_Instruction_: All records are to be retyped faithfully and completely.

_Records from a data source_:
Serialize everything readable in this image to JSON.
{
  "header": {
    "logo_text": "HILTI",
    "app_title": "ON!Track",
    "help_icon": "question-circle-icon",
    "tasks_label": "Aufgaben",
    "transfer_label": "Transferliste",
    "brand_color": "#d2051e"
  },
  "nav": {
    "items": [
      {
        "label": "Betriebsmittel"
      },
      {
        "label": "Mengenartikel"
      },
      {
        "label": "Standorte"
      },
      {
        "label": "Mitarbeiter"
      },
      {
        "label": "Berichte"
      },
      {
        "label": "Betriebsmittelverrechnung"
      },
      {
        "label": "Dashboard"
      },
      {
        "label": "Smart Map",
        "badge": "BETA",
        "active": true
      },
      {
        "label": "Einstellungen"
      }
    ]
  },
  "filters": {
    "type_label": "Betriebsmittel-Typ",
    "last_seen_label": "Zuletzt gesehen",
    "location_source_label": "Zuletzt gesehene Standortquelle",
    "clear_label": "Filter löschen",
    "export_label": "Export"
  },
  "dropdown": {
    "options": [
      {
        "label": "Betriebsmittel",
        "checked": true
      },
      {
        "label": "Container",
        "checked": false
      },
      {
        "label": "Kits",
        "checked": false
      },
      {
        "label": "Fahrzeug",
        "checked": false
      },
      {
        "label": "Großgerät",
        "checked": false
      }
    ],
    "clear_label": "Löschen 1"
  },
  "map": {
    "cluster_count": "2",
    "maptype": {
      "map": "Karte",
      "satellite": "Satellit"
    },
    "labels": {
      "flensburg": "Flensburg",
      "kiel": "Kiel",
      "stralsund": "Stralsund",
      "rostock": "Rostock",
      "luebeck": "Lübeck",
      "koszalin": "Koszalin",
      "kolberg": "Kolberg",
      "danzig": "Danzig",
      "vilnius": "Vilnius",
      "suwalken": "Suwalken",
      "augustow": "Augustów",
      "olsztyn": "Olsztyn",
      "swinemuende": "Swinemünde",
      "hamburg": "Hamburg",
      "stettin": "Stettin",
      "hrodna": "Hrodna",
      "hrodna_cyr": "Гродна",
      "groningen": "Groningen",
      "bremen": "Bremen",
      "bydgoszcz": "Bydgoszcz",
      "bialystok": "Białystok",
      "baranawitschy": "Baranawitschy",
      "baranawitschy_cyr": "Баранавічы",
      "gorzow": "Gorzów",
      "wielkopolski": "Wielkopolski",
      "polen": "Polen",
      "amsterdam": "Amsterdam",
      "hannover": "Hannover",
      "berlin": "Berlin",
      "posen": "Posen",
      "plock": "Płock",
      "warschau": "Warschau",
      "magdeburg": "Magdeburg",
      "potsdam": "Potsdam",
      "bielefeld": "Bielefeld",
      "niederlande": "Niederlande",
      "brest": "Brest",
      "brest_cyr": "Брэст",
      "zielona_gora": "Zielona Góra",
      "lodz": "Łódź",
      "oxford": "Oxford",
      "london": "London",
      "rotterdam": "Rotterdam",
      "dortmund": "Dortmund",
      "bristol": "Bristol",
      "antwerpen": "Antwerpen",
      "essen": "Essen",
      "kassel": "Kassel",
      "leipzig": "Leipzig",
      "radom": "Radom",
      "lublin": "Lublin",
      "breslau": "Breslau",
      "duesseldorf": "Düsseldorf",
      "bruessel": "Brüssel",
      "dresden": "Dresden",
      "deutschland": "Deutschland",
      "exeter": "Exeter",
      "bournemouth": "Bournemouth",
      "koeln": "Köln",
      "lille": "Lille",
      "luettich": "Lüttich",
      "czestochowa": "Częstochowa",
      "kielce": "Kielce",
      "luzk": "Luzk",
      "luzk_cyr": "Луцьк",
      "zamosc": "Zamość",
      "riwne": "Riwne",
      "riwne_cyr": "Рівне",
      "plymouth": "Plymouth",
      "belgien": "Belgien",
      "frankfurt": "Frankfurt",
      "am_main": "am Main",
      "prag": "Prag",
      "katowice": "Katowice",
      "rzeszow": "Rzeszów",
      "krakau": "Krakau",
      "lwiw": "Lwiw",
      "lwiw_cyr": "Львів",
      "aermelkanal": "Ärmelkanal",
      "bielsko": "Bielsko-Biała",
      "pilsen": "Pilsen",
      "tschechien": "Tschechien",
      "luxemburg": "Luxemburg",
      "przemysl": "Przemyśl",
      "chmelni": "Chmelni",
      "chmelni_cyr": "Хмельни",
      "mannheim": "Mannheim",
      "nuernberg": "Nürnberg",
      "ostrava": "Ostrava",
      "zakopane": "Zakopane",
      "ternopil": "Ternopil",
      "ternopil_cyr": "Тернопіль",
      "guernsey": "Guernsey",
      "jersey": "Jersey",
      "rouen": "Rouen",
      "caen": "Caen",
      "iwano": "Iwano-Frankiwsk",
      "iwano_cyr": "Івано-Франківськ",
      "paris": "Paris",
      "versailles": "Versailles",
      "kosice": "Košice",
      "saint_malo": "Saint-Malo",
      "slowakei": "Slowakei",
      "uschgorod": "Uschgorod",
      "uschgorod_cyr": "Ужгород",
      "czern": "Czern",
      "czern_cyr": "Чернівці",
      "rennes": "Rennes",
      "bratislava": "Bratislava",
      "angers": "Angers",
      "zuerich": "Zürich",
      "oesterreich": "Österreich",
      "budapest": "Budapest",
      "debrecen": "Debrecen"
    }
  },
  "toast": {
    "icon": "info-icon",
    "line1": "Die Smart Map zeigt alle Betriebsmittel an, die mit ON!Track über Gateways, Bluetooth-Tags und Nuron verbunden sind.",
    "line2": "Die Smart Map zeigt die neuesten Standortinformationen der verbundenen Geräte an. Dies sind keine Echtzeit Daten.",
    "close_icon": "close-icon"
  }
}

_Answer to this problem_:
Serialize everything readable in this image to JSON.
{
  "header": {
    "logo_text": "HILTI",
    "app_title": "ON!Track",
    "help_icon": "question-circle-icon",
    "tasks_label": "Aufgaben",
    "transfer_label": "Transferliste",
    "brand_color": "#d2051e"
  },
  "nav": {
    "items": [
      {
        "label": "Betriebsmittel"
      },
      {
        "label": "Mengenartikel"
      },
      {
        "label": "Standorte"
      },
      {
        "label": "Mitarbeiter"
      },
      {
        "label": "Berichte"
      },
      {
        "label": "Betriebsmittelverrechnung"
      },
      {
        "label": "Dashboard"
      },
      {
        "label": "Smart Map",
        "badge": "BETA",
        "active": true
      },
      {
        "label": "Einstellungen"
      }
    ]
  },
  "filters": {
    "type_label": "Betriebsmittel-Typ",
    "last_seen_label": "Zuletzt gesehen",
    "location_source_label": "Zuletzt gesehene Standortquelle",
    "clear_label": "Filter löschen",
    "export_label": "Export"
  },
  "dropdown": {
    "options": [
      {
        "label": "Betriebsmittel",
        "checked": true
      },
      {
        "label": "Container",
        "checked": false
      },
      {
        "label": "Kits",
        "checked": false
      },
      {
        "label": "Fahrzeug",
        "checked": false
      },
      {
        "label": "Großgerät",
        "checked": false
      }
    ],
    "clear_label": "Löschen 1"
  },
  "map": {
    "cluster_count": "2",
    "maptype": {
      "map": "Karte",
      "satellite": "Satellit"
    },
    "labels": {
      "flensburg": "Flensburg",
      "kiel": "Kiel",
      "stralsund": "Stralsund",
      "rostock": "Rostock",
      "luebeck": "Lübeck",
      "koszalin": "Koszalin",
      "kolberg": "Kolberg",
      "danzig": "Danzig",
      "vilnius": "Vilnius",
      "suwalken": "Suwalken",
      "augustow": "Augustów",
      "olsztyn": "Olsztyn",
      "swinemuende": "Swinemünde",
      "hamburg": "Hamburg",
      "stettin": "Stettin",
      "hrodna": "Hrodna",
      "hrodna_cyr": "Гродна",
      "groningen": "Groningen",
      "bremen": "Bremen",
      "bydgoszcz": "Bydgoszcz",
      "bialystok": "Białystok",
      "baranawitschy": "Baranawitschy",
      "baranawitschy_cyr": "Баранавічы",
      "gorzow": "Gorzów",
      "wielkopolski": "Wielkopolski",
      "polen": "Polen",
      "amsterdam": "Amsterdam",
      "hannover": "Hannover",
      "berlin": "Berlin",
      "posen": "Posen",
      "plock": "Płock",
      "warschau": "Warschau",
      "magdeburg": "Magdeburg",
      "potsdam": "Potsdam",
      "bielefeld": "Bielefeld",
      "niederlande": "Niederlande",
      "brest": "Brest",
      "brest_cyr": "Брэст",
      "zielona_gora": "Zielona Góra",
      "lodz": "Łódź",
      "oxford": "Oxford",
      "london": "London",
      "rotterdam": "Rotterdam",
      "dortmund": "Dortmund",
      "bristol": "Bristol",
      "antwerpen": "Antwerpen",
      "essen": "Essen",
      "kassel": "Kassel",
      "leipzig": "Leipzig",
      "radom": "Radom",
      "lublin": "Lublin",
      "breslau": "Breslau",
      "duesseldorf": "Düsseldorf",
      "bruessel": "Brüssel",
      "dresden": "Dresden",
      "deutschland": "Deutschland",
      "exeter": "Exeter",
      "bournemouth": "Bournemouth",
      "koeln": "Köln",
      "lille": "Lille",
      "luettich": "Lüttich",
      "czestochowa": "Częstochowa",
      "kielce": "Kielce",
      "luzk": "Luzk",
      "luzk_cyr": "Луцьк",
      "zamosc": "Zamość",
      "riwne": "Riwne",
      "riwne_cyr": "Рівне",
      "plymouth": "Plymouth",
      "belgien": "Belgien",
      "frankfurt": "Frankfurt",
      "am_main": "am Main",
      "prag": "Prag",
      "katowice": "Katowice",
      "rzeszow": "Rzeszów",
      "krakau": "Krakau",
      "lwiw": "Lwiw",
      "lwiw_cyr": "Львів",
      "aermelkanal": "Ärmelkanal",
      "bielsko": "Bielsko-Biała",
      "pilsen": "Pilsen",
      "tschechien": "Tschechien",
      "luxemburg": "Luxemburg",
      "przemysl": "Przemyśl",
      "chmelni": "Chmelni",
      "chmelni_cyr": "Хмельни",
      "mannheim": "Mannheim",
      "nuernberg": "Nürnberg",
      "ostrava": "Ostrava",
      "zakopane": "Zakopane",
      "ternopil": "Ternopil",
      "ternopil_cyr": "Тернопіль",
      "guernsey": "Guernsey",
      "jersey": "Jersey",
      "rouen": "Rouen",
      "caen": "Caen",
      "iwano": "Iwano-Frankiwsk",
      "iwano_cyr": "Івано-Франківськ",
      "paris": "Paris",
      "versailles": "Versailles",
      "kosice": "Košice",
      "saint_malo": "Saint-Malo",
      "slowakei": "Slowakei",
      "uschgorod": "Uschgorod",
      "uschgorod_cyr": "Ужгород",
      "czern": "Czern",
      "czern_cyr": "Чернівці",
      "rennes": "Rennes",
      "bratislava": "Bratislava",
      "angers": "Angers",
      "zuerich": "Zürich",
      "oesterreich": "Österreich",
      "budapest": "Budapest",
      "debrecen": "Debrecen"
    }
  },
  "toast": {
    "icon": "info-icon",
    "line1": "Die Smart Map zeigt alle Betriebsmittel an, die mit ON!Track über Gateways, Bluetooth-Tags und Nuron verbunden sind.",
    "line2": "Die Smart Map zeigt die neuesten Standortinformationen der verbundenen Geräte an. Dies sind keine Echtzeit Daten.",
    "close_icon": "close-icon"
  }
}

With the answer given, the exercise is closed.